Transcribe all of the records precisely as they are presented.

--- START Supplied records ---

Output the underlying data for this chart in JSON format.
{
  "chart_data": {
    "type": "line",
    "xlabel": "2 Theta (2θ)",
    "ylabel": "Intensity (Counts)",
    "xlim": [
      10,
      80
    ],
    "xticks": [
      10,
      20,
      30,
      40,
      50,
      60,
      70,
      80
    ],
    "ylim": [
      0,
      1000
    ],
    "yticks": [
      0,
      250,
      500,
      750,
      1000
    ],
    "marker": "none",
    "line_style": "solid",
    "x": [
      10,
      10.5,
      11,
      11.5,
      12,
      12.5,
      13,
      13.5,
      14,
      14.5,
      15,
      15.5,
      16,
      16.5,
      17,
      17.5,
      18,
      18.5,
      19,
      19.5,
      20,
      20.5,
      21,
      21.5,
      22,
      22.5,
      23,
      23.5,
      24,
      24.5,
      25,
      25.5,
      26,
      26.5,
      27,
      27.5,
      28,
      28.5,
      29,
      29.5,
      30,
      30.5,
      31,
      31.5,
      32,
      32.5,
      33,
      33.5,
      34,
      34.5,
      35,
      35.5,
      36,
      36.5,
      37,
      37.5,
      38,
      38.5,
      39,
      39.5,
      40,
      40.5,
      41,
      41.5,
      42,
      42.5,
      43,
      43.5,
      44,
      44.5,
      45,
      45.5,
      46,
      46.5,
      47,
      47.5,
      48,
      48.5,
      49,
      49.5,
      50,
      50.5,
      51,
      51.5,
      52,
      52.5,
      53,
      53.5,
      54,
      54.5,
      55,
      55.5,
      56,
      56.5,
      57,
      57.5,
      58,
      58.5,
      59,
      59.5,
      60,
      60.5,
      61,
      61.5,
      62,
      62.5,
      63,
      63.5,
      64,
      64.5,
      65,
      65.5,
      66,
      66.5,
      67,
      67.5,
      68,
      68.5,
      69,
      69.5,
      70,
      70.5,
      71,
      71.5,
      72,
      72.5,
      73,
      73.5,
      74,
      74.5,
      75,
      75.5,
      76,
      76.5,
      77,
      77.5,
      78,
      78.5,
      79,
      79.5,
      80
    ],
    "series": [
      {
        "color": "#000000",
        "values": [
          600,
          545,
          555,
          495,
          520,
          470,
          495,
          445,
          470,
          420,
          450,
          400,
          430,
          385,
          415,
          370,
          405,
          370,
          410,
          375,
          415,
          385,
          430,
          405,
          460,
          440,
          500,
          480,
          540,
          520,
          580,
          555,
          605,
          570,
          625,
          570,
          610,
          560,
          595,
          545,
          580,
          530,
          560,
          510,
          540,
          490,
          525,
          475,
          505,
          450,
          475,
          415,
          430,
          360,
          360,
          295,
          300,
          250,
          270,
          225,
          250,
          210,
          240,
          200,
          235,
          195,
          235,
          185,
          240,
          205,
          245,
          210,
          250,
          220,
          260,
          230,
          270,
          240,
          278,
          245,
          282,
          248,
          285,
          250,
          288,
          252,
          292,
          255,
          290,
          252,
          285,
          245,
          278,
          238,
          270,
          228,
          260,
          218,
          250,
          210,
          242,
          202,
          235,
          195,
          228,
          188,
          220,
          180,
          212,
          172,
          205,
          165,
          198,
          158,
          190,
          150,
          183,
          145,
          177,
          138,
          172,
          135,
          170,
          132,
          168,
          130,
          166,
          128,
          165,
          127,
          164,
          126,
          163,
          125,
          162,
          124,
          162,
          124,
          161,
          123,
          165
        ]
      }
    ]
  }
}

--- END Supplied records ---

## Response
Output the underlying data for this chart in JSON format.
{
  "chart_data": {
    "type": "line",
    "xlabel": "2 Theta (2θ)",
    "ylabel": "Intensity (Counts)",
    "xlim": [
      10,
      80
    ],
    "xticks": [
      10,
      20,
      30,
      40,
      50,
      60,
      70,
      80
    ],
    "ylim": [
      0,
      1000
    ],
    "yticks": [
      0,
      250,
      500,
      750,
      1000
    ],
    "marker": "none",
    "line_style": "solid",
    "x": [
      10,
      10.5,
      11,
      11.5,
      12,
      12.5,
      13,
      13.5,
      14,
      14.5,
      15,
      15.5,
      16,
      16.5,
      17,
      17.5,
      18,
      18.5,
      19,
      19.5,
      20,
      20.5,
      21,
      21.5,
      22,
      22.5,
      23,
      23.5,
      24,
      24.5,
      25,
      25.5,
      26,
      26.5,
      27,
      27.5,
      28,
      28.5,
      29,
      29.5,
      30,
      30.5,
      31,
      31.5,
      32,
      32.5,
      33,
      33.5,
      34,
      34.5,
      35,
      35.5,
      36,
      36.5,
      37,
      37.5,
      38,
      38.5,
      39,
      39.5,
      40,
      40.5,
      41,
      41.5,
      42,
      42.5,
      43,
      43.5,
      44,
      44.5,
      45,
      45.5,
      46,
      46.5,
      47,
      47.5,
      48,
      48.5,
      49,
      49.5,
      50,
      50.5,
      51,
      51.5,
      52,
      52.5,
      53,
      53.5,
      54,
      54.5,
      55,
      55.5,
      56,
      56.5,
      57,
      57.5,
      58,
      58.5,
      59,
      59.5,
      60,
      60.5,
      61,
      61.5,
      62,
      62.5,
      63,
      63.5,
      64,
      64.5,
      65,
      65.5,
      66,
      66.5,
      67,
      67.5,
      68,
      68.5,
      69,
      69.5,
      70,
      70.5,
      71,
      71.5,
      72,
      72.5,
      73,
      73.5,
      74,
      74.5,
      75,
      75.5,
      76,
      76.5,
      77,
      77.5,
      78,
      78.5,
      79,
      79.5,
      80
    ],
    "series": [
      {
        "color": "#000000",
        "values": [
          600,
          545,
          555,
          495,
          520,
          470,
          495,
          445,
          470,
          420,
          450,
          400,
          430,
          385,
          415,
          370,
          405,
          370,
          410,
          375,
          415,
          385,
          430,
          405,
          460,
          440,
          500,
          480,
          540,
          520,
          580,
          555,
          605,
          570,
          625,
          570,
          610,
          560,
          595,
          545,
          580,
          530,
          560,
          510,
          540,
          490,
          525,
          475,
          505,
          450,
          475,
          415,
          430,
          360,
          360,
          295,
          300,
          250,
          270,
          225,
          250,
          210,
          240,
          200,
          235,
          195,
          235,
          185,
          240,
          205,
          245,
          210,
          250,
          220,
          260,
          230,
          270,
          240,
          278,
          245,
          282,
          248,
          285,
          250,
          288,
          252,
          292,
          255,
          290,
          252,
          285,
          245,
          278,
          238,
          270,
          228,
          260,
          218,
          250,
          210,
          242,
          202,
          235,
          195,
          228,
          188,
          220,
          180,
          212,
          172,
          205,
          165,
          198,
          158,
          190,
          150,
          183,
          145,
          177,
          138,
          172,
          135,
          170,
          132,
          168,
          130,
          166,
          128,
          165,
          127,
          164,
          126,
          163,
          125,
          162,
          124,
          162,
          124,
          161,
          123,
          165
        ]
      }
    ]
  }
}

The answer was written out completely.